INSTRUCTIONS FOR THE TASK
Type out the complete listing below word for word, without its pictures.

RECORDS SUPPLIED
start
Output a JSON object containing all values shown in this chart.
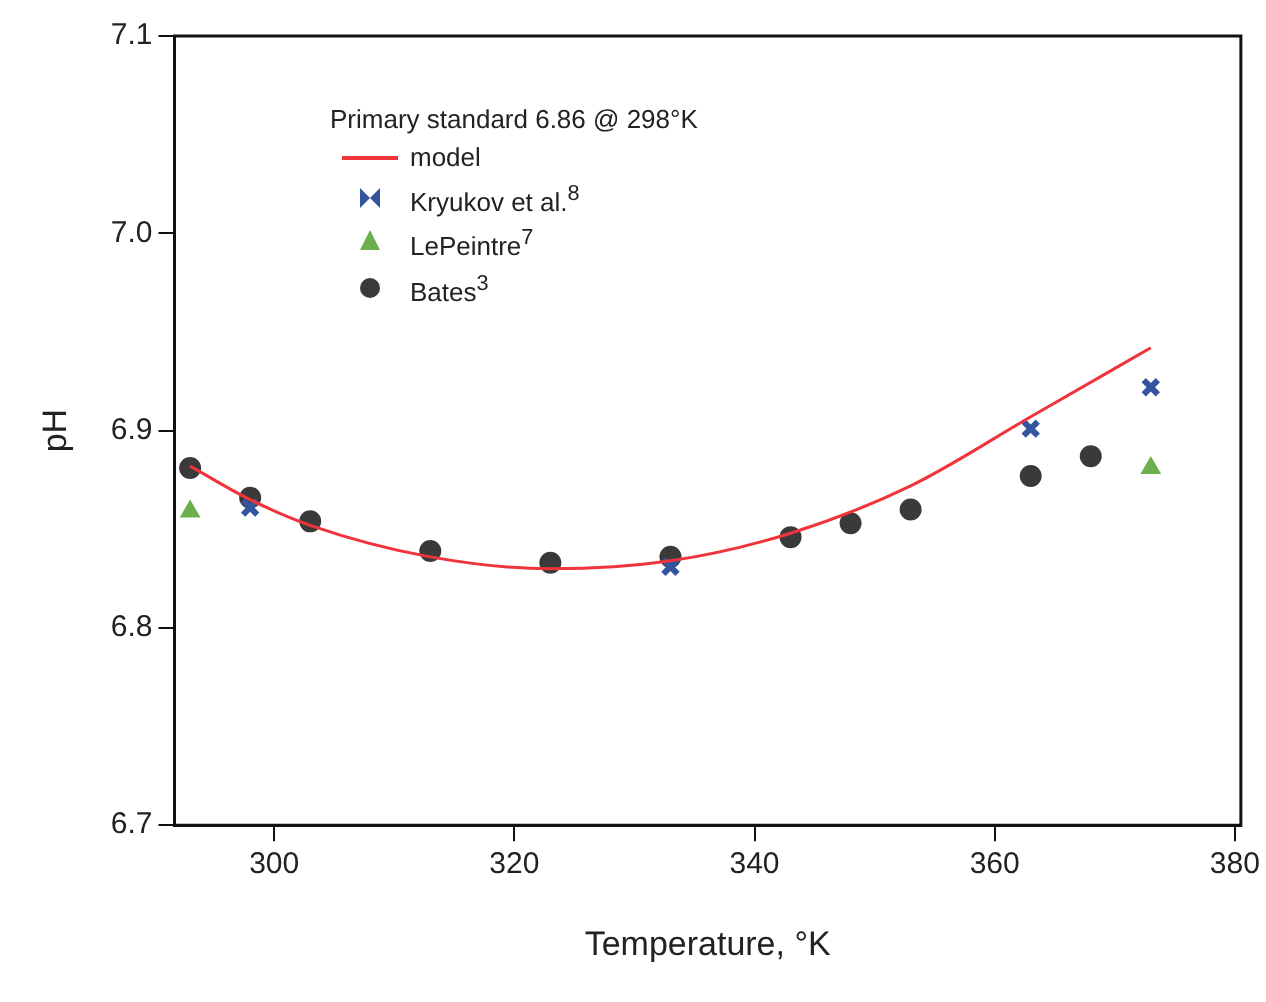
{
  "chart_data": {
    "type": "scatter",
    "xlabel": "Temperature, °K",
    "ylabel": "pH",
    "legend_title": "Primary standard 6.86 @ 298°K",
    "legend": "top left",
    "grid": false,
    "xlim": [
      291.7,
      380.5
    ],
    "xticks": [
      300,
      320,
      340,
      360,
      380
    ],
    "ylim": [
      6.7,
      7.1
    ],
    "yticks": [
      {
        "value": 6.7,
        "label": "6.7"
      },
      {
        "value": 6.8,
        "label": "6.8"
      },
      {
        "value": 6.9,
        "label": "6.9"
      },
      {
        "value": 7.0,
        "label": "7.0"
      },
      {
        "value": 7.1,
        "label": "7.1"
      }
    ],
    "series": [
      {
        "name": "model",
        "type": "line",
        "color": "#f0343c",
        "marker": "none",
        "line_style": "solid",
        "x": [
          293,
          298,
          303,
          313,
          323,
          333,
          343,
          353,
          363,
          373
        ],
        "values": [
          6.882,
          6.865,
          6.852,
          6.836,
          6.83,
          6.834,
          6.848,
          6.872,
          6.907,
          6.942
        ]
      },
      {
        "name": "Kryukov et al.$^{8}$",
        "color": "#3355a0",
        "marker": "cross",
        "x": [
          298,
          333,
          363,
          373
        ],
        "values": [
          6.861,
          6.831,
          6.901,
          6.922
        ]
      },
      {
        "name": "LePeintre$^{7}$",
        "color": "#6ab04c",
        "marker": "triangle",
        "x": [
          293,
          373
        ],
        "values": [
          6.859,
          6.881
        ]
      },
      {
        "name": "Bates$^{3}$",
        "color": "#3a3a3a",
        "marker": "circle",
        "x": [
          293,
          298,
          303,
          313,
          323,
          333,
          343,
          348,
          353,
          363,
          368
        ],
        "values": [
          6.881,
          6.866,
          6.854,
          6.839,
          6.833,
          6.836,
          6.846,
          6.853,
          6.86,
          6.877,
          6.887
        ]
      }
    ]
  }
}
end
ANSWER TO THIS TASK
Output a JSON object containing all values shown in this chart.
{
  "chart_data": {
    "type": "scatter",
    "xlabel": "Temperature, °K",
    "ylabel": "pH",
    "legend_title": "Primary standard 6.86 @ 298°K",
    "legend": "top left",
    "grid": false,
    "xlim": [
      291.7,
      380.5
    ],
    "xticks": [
      300,
      320,
      340,
      360,
      380
    ],
    "ylim": [
      6.7,
      7.1
    ],
    "yticks": [
      {
        "value": 6.7,
        "label": "6.7"
      },
      {
        "value": 6.8,
        "label": "6.8"
      },
      {
        "value": 6.9,
        "label": "6.9"
      },
      {
        "value": 7.0,
        "label": "7.0"
      },
      {
        "value": 7.1,
        "label": "7.1"
      }
    ],
    "series": [
      {
        "name": "model",
        "type": "line",
        "color": "#f0343c",
        "marker": "none",
        "line_style": "solid",
        "x": [
          293,
          298,
          303,
          313,
          323,
          333,
          343,
          353,
          363,
          373
        ],
        "values": [
          6.882,
          6.865,
          6.852,
          6.836,
          6.83,
          6.834,
          6.848,
          6.872,
          6.907,
          6.942
        ]
      },
      {
        "name": "Kryukov et al.$^{8}$",
        "color": "#3355a0",
        "marker": "cross",
        "x": [
          298,
          333,
          363,
          373
        ],
        "values": [
          6.861,
          6.831,
          6.901,
          6.922
        ]
      },
      {
        "name": "LePeintre$^{7}$",
        "color": "#6ab04c",
        "marker": "triangle",
        "x": [
          293,
          373
        ],
        "values": [
          6.859,
          6.881
        ]
      },
      {
        "name": "Bates$^{3}$",
        "color": "#3a3a3a",
        "marker": "circle",
        "x": [
          293,
          298,
          303,
          313,
          323,
          333,
          343,
          348,
          353,
          363,
          368
        ],
        "values": [
          6.881,
          6.866,
          6.854,
          6.839,
          6.833,
          6.836,
          6.846,
          6.853,
          6.86,
          6.877,
          6.887
        ]
      }
    ]
  }
}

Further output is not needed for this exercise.